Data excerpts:
-=-=-

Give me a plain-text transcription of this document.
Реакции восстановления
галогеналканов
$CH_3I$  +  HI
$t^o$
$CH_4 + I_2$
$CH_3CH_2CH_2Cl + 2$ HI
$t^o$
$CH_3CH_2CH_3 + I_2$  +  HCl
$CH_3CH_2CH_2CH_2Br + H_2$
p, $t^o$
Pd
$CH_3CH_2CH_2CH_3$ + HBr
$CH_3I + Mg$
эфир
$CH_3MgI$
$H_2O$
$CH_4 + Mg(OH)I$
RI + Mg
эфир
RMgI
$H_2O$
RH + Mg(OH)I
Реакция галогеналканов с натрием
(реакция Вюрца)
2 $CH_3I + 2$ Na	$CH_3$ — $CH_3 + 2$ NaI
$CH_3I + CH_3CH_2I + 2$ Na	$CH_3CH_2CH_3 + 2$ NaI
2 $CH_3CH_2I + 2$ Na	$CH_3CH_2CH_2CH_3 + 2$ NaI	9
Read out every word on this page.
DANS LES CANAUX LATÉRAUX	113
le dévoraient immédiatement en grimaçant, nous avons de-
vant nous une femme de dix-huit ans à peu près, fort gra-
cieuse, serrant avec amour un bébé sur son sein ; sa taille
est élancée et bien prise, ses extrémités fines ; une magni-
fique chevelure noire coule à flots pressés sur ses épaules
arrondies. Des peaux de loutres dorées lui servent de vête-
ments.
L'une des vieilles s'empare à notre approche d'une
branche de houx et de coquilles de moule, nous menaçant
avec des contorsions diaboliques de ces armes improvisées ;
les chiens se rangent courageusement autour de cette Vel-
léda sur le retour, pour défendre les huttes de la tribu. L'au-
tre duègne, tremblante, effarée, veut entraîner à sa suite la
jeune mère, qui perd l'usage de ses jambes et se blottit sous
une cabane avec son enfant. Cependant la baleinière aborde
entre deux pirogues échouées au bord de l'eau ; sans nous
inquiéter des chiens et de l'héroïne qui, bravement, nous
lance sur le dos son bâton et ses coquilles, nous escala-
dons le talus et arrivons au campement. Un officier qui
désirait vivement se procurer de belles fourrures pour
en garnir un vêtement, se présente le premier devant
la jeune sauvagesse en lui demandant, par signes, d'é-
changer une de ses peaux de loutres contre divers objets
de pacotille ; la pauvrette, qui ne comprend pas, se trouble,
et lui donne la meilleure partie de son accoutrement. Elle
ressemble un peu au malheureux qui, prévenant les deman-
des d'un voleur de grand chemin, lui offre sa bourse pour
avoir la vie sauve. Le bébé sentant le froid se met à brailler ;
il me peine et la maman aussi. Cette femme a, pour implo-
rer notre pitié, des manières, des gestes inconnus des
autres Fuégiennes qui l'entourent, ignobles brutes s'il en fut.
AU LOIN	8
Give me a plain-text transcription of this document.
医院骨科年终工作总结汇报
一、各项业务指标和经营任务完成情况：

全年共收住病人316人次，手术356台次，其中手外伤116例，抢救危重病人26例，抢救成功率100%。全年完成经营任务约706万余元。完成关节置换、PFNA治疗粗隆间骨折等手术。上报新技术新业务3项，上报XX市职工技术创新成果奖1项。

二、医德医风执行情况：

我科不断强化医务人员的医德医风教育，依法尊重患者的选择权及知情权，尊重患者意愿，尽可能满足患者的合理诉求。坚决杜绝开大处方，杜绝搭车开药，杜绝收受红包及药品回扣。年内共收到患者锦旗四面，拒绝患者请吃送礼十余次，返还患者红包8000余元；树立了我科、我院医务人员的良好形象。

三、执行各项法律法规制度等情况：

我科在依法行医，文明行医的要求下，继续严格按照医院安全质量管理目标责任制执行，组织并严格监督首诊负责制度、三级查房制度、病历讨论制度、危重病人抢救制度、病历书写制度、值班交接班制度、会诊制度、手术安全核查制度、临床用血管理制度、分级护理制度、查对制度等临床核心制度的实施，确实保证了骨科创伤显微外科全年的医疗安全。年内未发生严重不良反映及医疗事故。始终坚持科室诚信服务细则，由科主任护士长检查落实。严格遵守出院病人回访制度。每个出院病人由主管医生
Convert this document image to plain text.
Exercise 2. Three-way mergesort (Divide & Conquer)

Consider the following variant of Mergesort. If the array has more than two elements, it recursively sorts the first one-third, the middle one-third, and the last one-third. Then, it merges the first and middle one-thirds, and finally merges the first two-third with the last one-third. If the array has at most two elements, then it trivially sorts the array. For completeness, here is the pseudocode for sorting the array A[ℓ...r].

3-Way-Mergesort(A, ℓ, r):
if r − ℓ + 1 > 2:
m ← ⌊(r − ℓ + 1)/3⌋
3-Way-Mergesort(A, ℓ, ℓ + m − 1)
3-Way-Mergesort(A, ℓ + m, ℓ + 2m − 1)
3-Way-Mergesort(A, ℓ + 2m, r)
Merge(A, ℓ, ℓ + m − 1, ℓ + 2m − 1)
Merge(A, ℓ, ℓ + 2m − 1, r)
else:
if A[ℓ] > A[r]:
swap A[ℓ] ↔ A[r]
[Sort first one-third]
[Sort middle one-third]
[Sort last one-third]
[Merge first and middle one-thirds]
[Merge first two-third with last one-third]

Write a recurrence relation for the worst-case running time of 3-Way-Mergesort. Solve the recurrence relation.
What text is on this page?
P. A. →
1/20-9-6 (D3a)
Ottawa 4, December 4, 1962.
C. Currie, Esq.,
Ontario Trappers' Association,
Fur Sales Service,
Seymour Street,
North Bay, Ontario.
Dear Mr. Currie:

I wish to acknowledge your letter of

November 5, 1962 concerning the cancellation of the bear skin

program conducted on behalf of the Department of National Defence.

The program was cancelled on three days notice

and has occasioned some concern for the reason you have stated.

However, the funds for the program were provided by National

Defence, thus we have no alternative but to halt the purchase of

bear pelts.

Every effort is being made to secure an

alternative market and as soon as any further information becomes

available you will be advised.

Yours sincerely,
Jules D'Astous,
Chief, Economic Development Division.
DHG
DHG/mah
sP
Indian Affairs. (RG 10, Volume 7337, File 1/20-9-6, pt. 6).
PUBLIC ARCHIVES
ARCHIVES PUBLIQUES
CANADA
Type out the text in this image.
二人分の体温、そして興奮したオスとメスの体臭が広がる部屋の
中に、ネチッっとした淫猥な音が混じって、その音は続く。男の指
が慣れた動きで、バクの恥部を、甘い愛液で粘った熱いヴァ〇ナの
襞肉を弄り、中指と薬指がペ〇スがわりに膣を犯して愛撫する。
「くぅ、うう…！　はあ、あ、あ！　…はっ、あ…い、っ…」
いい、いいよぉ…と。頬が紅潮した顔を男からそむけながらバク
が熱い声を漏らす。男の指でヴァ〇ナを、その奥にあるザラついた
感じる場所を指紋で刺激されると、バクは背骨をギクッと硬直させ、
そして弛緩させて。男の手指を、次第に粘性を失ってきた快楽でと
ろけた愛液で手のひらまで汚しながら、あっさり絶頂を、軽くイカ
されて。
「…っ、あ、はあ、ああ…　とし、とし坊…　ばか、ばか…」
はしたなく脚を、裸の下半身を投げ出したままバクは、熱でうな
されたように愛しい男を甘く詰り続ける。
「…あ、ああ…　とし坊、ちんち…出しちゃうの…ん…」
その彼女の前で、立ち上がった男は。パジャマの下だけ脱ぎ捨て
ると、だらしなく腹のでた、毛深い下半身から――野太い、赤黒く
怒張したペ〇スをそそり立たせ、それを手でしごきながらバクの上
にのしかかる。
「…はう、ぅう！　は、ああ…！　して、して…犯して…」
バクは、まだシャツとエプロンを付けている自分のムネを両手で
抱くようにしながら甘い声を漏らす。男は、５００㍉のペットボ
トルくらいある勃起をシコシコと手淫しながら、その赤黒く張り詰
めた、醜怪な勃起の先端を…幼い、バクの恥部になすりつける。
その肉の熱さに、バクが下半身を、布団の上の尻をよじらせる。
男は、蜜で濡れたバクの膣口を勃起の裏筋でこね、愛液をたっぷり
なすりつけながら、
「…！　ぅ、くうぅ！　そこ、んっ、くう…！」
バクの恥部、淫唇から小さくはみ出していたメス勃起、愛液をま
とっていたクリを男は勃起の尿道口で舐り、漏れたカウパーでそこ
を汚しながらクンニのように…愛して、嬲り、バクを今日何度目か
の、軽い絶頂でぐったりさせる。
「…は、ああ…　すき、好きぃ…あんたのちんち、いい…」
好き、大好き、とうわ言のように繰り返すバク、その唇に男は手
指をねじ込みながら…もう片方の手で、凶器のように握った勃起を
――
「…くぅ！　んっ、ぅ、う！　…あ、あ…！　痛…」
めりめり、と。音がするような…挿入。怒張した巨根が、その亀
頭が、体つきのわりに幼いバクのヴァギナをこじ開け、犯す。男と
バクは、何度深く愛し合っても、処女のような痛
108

-=-=-

Every line containing the string "loutres" must be listed.

Exercise output:
arrondies. Des peaux de loutres dorées lui servent de vête-
changer une de ses peaux de loutres contre divers objets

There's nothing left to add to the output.